▶ [Records contained in a dataset]:
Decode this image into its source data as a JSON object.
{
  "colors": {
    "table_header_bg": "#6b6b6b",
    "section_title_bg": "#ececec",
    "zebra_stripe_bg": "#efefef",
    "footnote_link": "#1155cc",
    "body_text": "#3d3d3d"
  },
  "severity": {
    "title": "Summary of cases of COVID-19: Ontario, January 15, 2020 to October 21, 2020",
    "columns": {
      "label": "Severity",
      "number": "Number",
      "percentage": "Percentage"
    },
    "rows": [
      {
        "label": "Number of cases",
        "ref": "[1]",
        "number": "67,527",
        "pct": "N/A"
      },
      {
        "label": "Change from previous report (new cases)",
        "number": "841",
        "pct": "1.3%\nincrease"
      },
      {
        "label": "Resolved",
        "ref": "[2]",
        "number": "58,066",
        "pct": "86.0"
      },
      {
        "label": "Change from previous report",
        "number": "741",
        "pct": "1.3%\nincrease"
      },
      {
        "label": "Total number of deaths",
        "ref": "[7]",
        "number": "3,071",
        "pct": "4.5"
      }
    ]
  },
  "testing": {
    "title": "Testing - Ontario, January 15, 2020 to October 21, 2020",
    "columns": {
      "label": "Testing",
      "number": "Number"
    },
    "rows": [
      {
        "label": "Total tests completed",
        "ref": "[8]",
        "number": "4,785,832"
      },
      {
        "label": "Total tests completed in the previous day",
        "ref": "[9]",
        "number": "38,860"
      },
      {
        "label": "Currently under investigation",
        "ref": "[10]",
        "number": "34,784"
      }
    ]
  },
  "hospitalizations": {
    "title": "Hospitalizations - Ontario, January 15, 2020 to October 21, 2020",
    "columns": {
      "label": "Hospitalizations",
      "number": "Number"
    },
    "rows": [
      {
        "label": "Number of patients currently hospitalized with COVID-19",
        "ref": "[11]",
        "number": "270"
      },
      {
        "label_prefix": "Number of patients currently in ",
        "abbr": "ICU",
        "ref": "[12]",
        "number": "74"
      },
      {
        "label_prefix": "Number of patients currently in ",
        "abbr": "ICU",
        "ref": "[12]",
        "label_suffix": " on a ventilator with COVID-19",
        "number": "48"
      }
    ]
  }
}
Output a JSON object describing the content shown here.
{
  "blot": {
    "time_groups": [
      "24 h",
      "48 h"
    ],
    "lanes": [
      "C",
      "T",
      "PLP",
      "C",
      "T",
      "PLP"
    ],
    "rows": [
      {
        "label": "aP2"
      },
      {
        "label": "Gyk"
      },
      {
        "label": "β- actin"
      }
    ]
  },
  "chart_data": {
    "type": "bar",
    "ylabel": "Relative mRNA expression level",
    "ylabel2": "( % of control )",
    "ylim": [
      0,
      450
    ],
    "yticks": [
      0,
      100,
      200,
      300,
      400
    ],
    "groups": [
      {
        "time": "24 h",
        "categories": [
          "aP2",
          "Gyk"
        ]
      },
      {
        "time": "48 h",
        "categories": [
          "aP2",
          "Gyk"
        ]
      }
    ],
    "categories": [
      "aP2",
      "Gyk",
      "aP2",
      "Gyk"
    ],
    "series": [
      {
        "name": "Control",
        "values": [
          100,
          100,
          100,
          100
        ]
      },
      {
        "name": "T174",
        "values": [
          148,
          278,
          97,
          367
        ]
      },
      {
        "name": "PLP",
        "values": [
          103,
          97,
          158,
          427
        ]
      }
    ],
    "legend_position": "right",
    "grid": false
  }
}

▶ [WHAT YOU ARE ASKED TO DO]: With "January" as the search string, filter the records and return each line that has it.

▶ [OUTPUT BELOW]:
    "title": "Summary of cases of COVID-19: Ontario, January 15, 2020 to October 21, 2020",
    "title": "Testing - Ontario, January 15, 2020 to October 21, 2020",
    "title": "Hospitalizations - Ontario, January 15, 2020 to October 21, 2020",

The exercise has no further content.